The Pharmacokinetics (PK)/Bioanalytics Core Facility provides bioanalytical and pharmacokinetic support for the research groups and associated clinical trials within the institute thus providing a bridge between the laboratory and clinic.

Pharmacokinetics (PK) is the study of what the body does to drugs. It is the mathematical study and description of the absorption, distribution, metabolism and excretion processes used by the body when a drug is administered.  In order to obtain good PK data, bioanalysis forms an integral part of the process as it is essential to accurately quantify levels of drug in the body over a period of time.

The PK/B Core Facility currently specialises in the quantitative analysis of small molecules such as drugs, biomarkers, metabolites and other analytes (between 50 and 2000 atomic mass units) from biological samples. To facilitate bioanalysis there are two liquid chromatography triple quadrapole mass spectrometry (LC-MS/MS) systems within the facility.  These state of the art systems are capable of quantifying very low levels of analytes in a variety of biological matrices such as blood, plasma, urine, tumour and cell lines.

The Core Facility supports a number of research projects at the CI ranging from small molecular biomarkers, endogenous metabolites, epigenetics to novel and current therapeutic drugs; this forms the non-regulated aspect of the PK/B Core Facility where assays are performed on research and non-clinical trial samples.  To support clinical trials, the regulated work the Core Facility performs includes the validation of assays and the analyses on samples from clinical trials.  As the clinical trials are regulated by the Medicines and Health Regulatory Authority (MHRA), the PK/B Core Facility complies with the guidelines for Good Clinical Practice for the Clinical Laboratory (often abbreviated to GCP (L)).

For pharmacokinetic analysis, the Core Facility has Certara Phoenix (formerly Pharsight WinNonLin^®)  software, the industry standard software for compartmental and non-compartmental PK analysis. Phoenix^® also has the capability to simulate the time-concentration profile to establish the effect of changing dose, dose schedule or dose route.

The Core Facility also provides technical and scientific advice on study design ranging from simple PK studies to in vivo efficacy studies. Early discussion is crucial to ensure that maximum benefit from the facility’s services can be obtained.

Task requirements.
[a] From the PK/Bioanalytics Core Facility text above, reproduce verbatim the stretch from "The Pharmacokinetics (PK)/Bioanalytics" through "laboratory and clinic.".
[b] According to the PK/Bioanalytics Core Facility text above, which authority regulates the clinical trials the facility supports?

Records shown.
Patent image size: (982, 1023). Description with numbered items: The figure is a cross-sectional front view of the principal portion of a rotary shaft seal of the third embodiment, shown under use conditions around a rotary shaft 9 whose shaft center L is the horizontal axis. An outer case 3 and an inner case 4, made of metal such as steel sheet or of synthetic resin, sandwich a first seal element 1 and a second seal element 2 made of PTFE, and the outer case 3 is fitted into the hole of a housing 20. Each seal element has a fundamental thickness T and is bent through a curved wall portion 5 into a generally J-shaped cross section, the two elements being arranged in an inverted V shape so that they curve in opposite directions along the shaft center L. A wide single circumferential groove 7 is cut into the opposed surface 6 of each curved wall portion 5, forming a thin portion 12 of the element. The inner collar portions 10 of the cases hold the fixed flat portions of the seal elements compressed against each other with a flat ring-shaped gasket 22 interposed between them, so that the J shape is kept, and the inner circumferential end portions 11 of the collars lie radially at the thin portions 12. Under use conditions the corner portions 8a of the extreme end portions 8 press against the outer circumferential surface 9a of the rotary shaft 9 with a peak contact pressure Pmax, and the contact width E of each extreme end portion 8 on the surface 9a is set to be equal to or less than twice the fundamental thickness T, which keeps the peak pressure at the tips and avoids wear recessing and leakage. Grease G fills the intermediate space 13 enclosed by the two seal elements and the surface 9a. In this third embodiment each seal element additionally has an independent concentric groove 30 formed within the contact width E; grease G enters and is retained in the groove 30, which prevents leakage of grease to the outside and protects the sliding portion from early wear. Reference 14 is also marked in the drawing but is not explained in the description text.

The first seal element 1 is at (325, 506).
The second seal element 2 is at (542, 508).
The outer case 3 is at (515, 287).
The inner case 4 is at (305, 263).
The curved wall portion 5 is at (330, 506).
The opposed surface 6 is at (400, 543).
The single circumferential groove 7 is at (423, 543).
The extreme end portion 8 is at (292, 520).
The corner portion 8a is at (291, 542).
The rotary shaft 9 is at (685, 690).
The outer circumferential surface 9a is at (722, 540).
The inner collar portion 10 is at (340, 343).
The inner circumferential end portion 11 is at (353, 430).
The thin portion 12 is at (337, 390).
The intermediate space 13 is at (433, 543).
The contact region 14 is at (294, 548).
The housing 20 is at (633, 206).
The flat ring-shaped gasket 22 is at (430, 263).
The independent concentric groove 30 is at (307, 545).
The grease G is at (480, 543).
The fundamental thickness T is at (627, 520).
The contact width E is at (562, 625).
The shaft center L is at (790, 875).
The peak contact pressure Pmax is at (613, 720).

Exercise results.
[a]
The Pharmacokinetics (PK)/Bioanalytics Core Facility provides bioanalytical and pharmacokinetic support for the research groups and associated clinical trials within the institute thus providing a bridge between the laboratory and clinic.

[b] The Medicines and Health Regulatory Authority (MHRA).